### Goal of the exercise
Each line that holds the word "QUALIFIED" counts once; report how many lines do so and nothing else.

### Available data

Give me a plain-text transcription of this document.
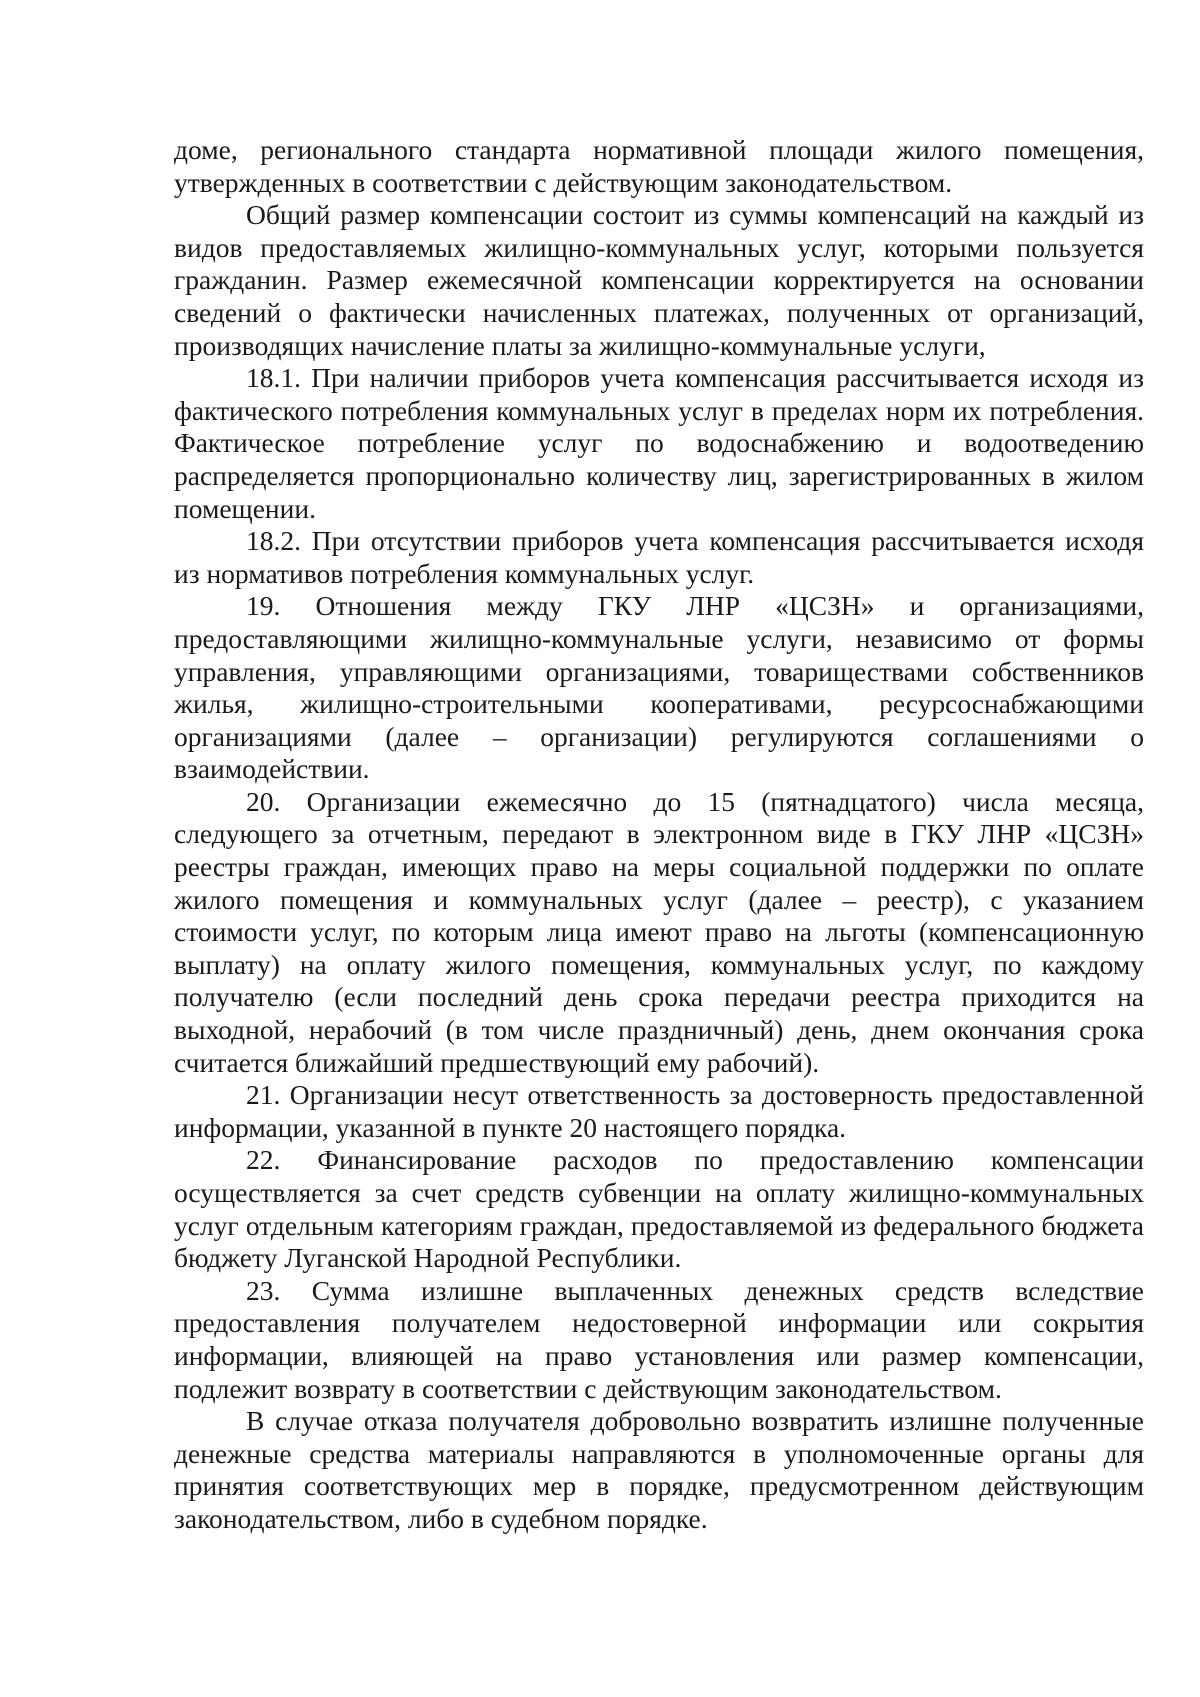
доме, регионального стандарта нормативной площади жилого помещения, утвержденных в соответствии с действующим законодательством.

Общий размер компенсации состоит из суммы компенсаций на каждый из видов предоставляемых жилищно-коммунальных услуг, которыми пользуется гражданин. Размер ежемесячной компенсации корректируется на основании сведений о фактически начисленных платежах, полученных от организаций, производящих начисление платы за жилищно-коммунальные услуги,

18.1. При наличии приборов учета компенсация рассчитывается исходя из фактического потребления коммунальных услуг в пределах норм их потребления. Фактическое потребление услуг по водоснабжению и водоотведению распределяется пропорционально количеству лиц, зарегистрированных в жилом помещении.

18.2. При отсутствии приборов учета компенсация рассчитывается исходя из нормативов потребления коммунальных услуг.

19. Отношения между ГКУ ЛНР «ЦСЗН» и организациями, предоставляющими жилищно-коммунальные услуги, независимо от формы управления, управляющими организациями, товариществами собственников жилья, жилищно-строительными кооперативами, ресурсоснабжающими организациями (далее – организации) регулируются соглашениями о взаимодействии.

20. Организации ежемесячно до 15 (пятнадцатого) числа месяца, следующего за отчетным, передают в электронном виде в ГКУ ЛНР «ЦСЗН» реестры граждан, имеющих право на меры социальной поддержки по оплате жилого помещения и коммунальных услуг (далее – реестр), с указанием стоимости услуг, по которым лица имеют право на льготы (компенсационную выплату) на оплату жилого помещения, коммунальных услуг, по каждому получателю (если последний день срока передачи реестра приходится на выходной, нерабочий (в том числе праздничный) день, днем окончания срока считается ближайший предшествующий ему рабочий).

21. Организации несут ответственность за достоверность предоставленной информации, указанной в пункте 20 настоящего порядка.

22. Финансирование расходов по предоставлению компенсации осуществляется за счет средств субвенции на оплату жилищно-коммунальных услуг отдельным категориям граждан, предоставляемой из федерального бюджета бюджету Луганской Народной Республики.

23. Сумма излишне выплаченных денежных средств вследствие предоставления получателем недостоверной информации или сокрытия информации, влияющей на право установления или размер компенсации, подлежит возврату в соответствии с действующим законодательством.

В случае отказа получателя добровольно возвратить излишне полученные денежные средства материалы направляются в уполномоченные органы для принятия соответствующих мер в порядке, предусмотренном действующим законодательством, либо в судебном порядке.
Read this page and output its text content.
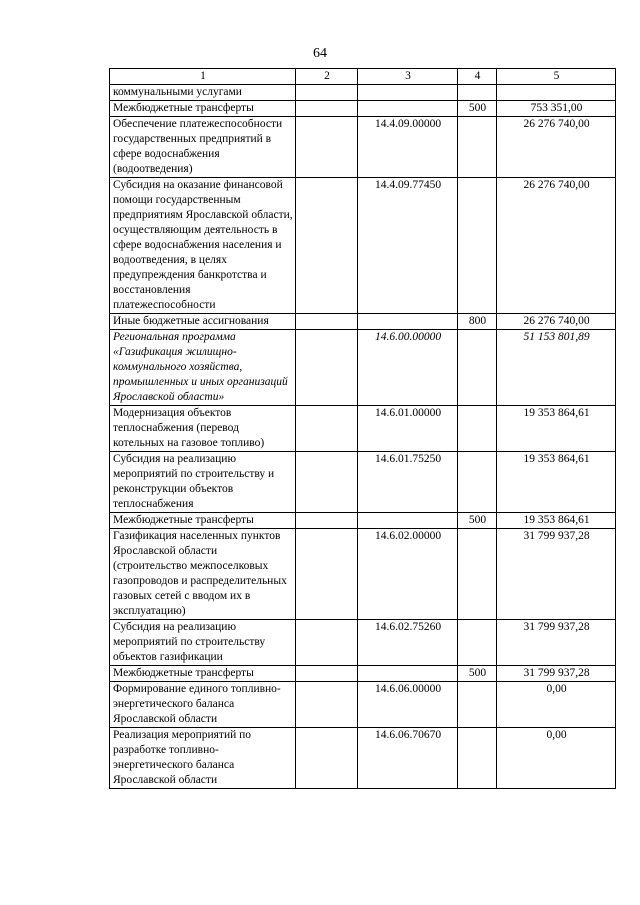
64
1	2	3	4	5
коммунальными услугами				
Межбюджетные трансферты			500	753 351,00
Обеспечение платежеспособности государственных предприятий в сфере водоснабжения (водоотведения)		14.4.09.00000		26 276 740,00
Субсидия на оказание финансовой помощи государственным предприятиям Ярославской области, осуществляющим деятельность в сфере водоснабжения населения и водоотведения, в целях предупреждения банкротства и восстановления платежеспособности		14.4.09.77450		26 276 740,00
Иные бюджетные ассигнования			800	26 276 740,00
Региональная программа «Газификация жилищно-коммунального хозяйства, промышленных и иных организаций Ярославской области»		14.6.00.00000		51 153 801,89
Модернизация объектов теплоснабжения (перевод котельных на газовое топливо)		14.6.01.00000		19 353 864,61
Субсидия на реализацию мероприятий по строительству и реконструкции объектов теплоснабжения		14.6.01.75250		19 353 864,61
Межбюджетные трансферты			500	19 353 864,61
Газификация населенных пунктов Ярославской области (строительство межпоселковых газопроводов и распределительных газовых сетей с вводом их в эксплуатацию)		14.6.02.00000		31 799 937,28
Субсидия на реализацию мероприятий по строительству объектов газификации		14.6.02.75260		31 799 937,28
Межбюджетные трансферты			500	31 799 937,28
Формирование единого топливно-энергетического баланса Ярославской области		14.6.06.00000		0,00
Реализация мероприятий по разработке топливно-энергетического баланса Ярославской области		14.6.06.70670		0,00
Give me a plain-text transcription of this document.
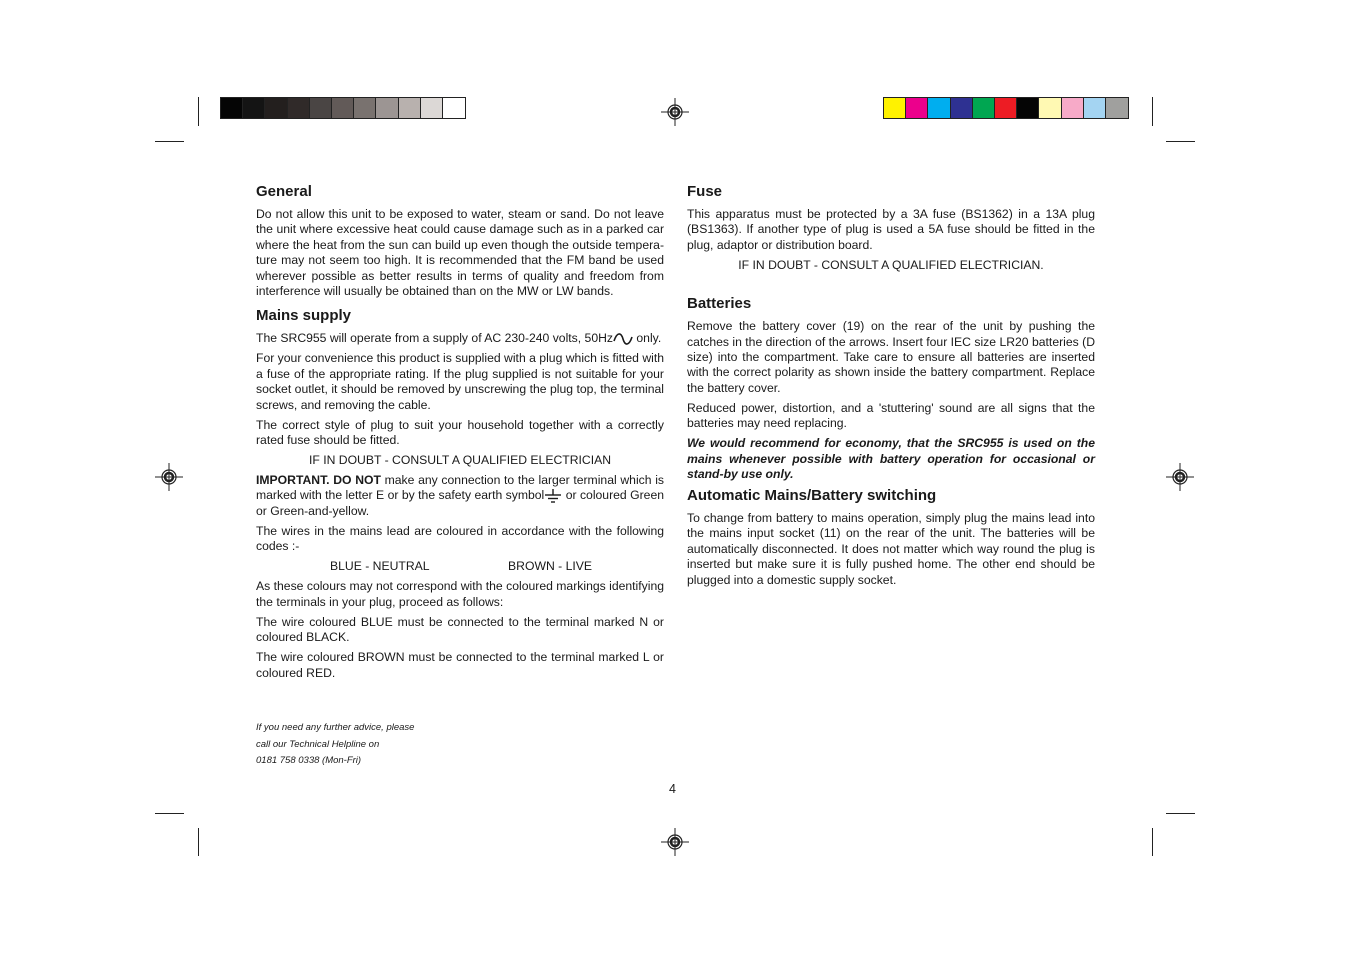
General

Do not allow this unit to be exposed to water, steam or sand. Do not leave the unit where excessive heat could cause damage such as in a parked car where the heat from the sun can build up even though the outside tempera-ture may not seem too high. It is recommended that the FM band be used wherever possible as better results in terms of quality and freedom from interference will usually be obtained than on the MW or LW bands.

Mains supply

The SRC955 will operate from a supply of AC 230-240 volts, 50Hz only.

For your convenience this product is supplied with a plug which is fitted with a fuse of the appropriate rating. If the plug supplied is not suitable for your socket outlet, it should be removed by unscrewing the plug top, the terminal screws, and removing the cable.

The correct style of plug to suit your household together with a correctly rated fuse should be fitted.

IF IN DOUBT - CONSULT A QUALIFIED ELECTRICIAN

IMPORTANT. DO NOT make any connection to the larger terminal which is marked with the letter E or by the safety earth symbol or coloured Green or Green-and-yellow.

The wires in the mains lead are coloured in accordance with the following codes :-

BLUE - NEUTRAL	BROWN - LIVE

As these colours may not correspond with the coloured markings identifying the terminals in your plug, proceed as follows:

The wire coloured BLUE must be connected to the terminal marked N or coloured BLACK.

The wire coloured BROWN must be connected to the terminal marked L or coloured RED.

Fuse

This apparatus must be protected by a 3A fuse (BS1362) in a 13A plug (BS1363). If another type of plug is used a 5A fuse should be fitted in the plug, adaptor or distribution board.

IF IN DOUBT - CONSULT A QUALIFIED ELECTRICIAN.

Batteries

Remove the battery cover (19) on the rear of the unit by pushing the catches in the direction of the arrows. Insert four IEC size LR20 batteries (D size) into the compartment. Take care to ensure all batteries are inserted with the correct polarity as shown inside the battery compartment. Replace the battery cover.

Reduced power, distortion, and a 'stuttering' sound are all signs that the batteries may need replacing.

We would recommend for economy, that the SRC955 is used on the mains whenever possible with battery operation for occasional or stand-by use only.

Automatic Mains/Battery switching

To change from battery to mains operation, simply plug the mains lead into the mains input socket (11) on the rear of the unit. The batteries will be automatically disconnected. It does not matter which way round the plug is inserted but make sure it is fully pushed home. The other end should be plugged into a domestic supply socket.

If you need any further advice, please
call our Technical Helpline on
0181 758 0338 (Mon-Fri)
4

### Reply
2